== Supplied data ==

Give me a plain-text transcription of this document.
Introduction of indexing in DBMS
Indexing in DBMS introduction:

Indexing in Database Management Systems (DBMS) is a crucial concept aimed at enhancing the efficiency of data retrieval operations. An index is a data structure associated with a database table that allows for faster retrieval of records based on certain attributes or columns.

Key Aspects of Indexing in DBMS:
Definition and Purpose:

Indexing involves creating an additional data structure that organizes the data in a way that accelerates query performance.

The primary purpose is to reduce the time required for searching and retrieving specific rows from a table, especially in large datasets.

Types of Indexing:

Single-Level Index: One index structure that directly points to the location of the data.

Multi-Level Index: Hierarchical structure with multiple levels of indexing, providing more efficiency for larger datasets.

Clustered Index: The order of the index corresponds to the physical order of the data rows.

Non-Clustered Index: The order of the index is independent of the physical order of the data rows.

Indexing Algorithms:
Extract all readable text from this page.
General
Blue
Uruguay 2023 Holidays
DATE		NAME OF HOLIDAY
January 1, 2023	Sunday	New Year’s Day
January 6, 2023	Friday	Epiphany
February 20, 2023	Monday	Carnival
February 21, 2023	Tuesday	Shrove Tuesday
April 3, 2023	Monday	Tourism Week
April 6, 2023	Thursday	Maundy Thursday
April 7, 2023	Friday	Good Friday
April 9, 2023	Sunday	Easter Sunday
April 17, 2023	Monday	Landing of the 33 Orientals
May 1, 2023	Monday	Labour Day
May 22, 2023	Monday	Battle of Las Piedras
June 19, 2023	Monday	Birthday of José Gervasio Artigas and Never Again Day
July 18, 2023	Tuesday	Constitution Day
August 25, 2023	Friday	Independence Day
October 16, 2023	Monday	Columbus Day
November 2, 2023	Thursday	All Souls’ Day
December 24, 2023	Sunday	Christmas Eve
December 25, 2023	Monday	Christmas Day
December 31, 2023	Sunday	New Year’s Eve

===

:: Your goal ::
Reproduce the material in full, with no word added or dropped.

:: Full answer ::
Give me a plain-text transcription of this document.
Introduction of indexing in DBMS
Indexing in DBMS introduction:

Indexing in Database Management Systems (DBMS) is a crucial concept aimed at enhancing the efficiency of data retrieval operations. An index is a data structure associated with a database table that allows for faster retrieval of records based on certain attributes or columns.

Key Aspects of Indexing in DBMS:
Definition and Purpose:

Indexing involves creating an additional data structure that organizes the data in a way that accelerates query performance.

The primary purpose is to reduce the time required for searching and retrieving specific rows from a table, especially in large datasets.

Types of Indexing:

Single-Level Index: One index structure that directly points to the location of the data.

Multi-Level Index: Hierarchical structure with multiple levels of indexing, providing more efficiency for larger datasets.

Clustered Index: The order of the index corresponds to the physical order of the data rows.

Non-Clustered Index: The order of the index is independent of the physical order of the data rows.

Indexing Algorithms:
Extract all readable text from this page.
General
Blue
Uruguay 2023 Holidays
DATE		NAME OF HOLIDAY
January 1, 2023	Sunday	New Year’s Day
January 6, 2023	Friday	Epiphany
February 20, 2023	Monday	Carnival
February 21, 2023	Tuesday	Shrove Tuesday
April 3, 2023	Monday	Tourism Week
April 6, 2023	Thursday	Maundy Thursday
April 7, 2023	Friday	Good Friday
April 9, 2023	Sunday	Easter Sunday
April 17, 2023	Monday	Landing of the 33 Orientals
May 1, 2023	Monday	Labour Day
May 22, 2023	Monday	Battle of Las Piedras
June 19, 2023	Monday	Birthday of José Gervasio Artigas and Never Again Day
July 18, 2023	Tuesday	Constitution Day
August 25, 2023	Friday	Independence Day
October 16, 2023	Monday	Columbus Day
November 2, 2023	Thursday	All Souls’ Day
December 24, 2023	Sunday	Christmas Eve
December 25, 2023	Monday	Christmas Day
December 31, 2023	Sunday	New Year’s Eve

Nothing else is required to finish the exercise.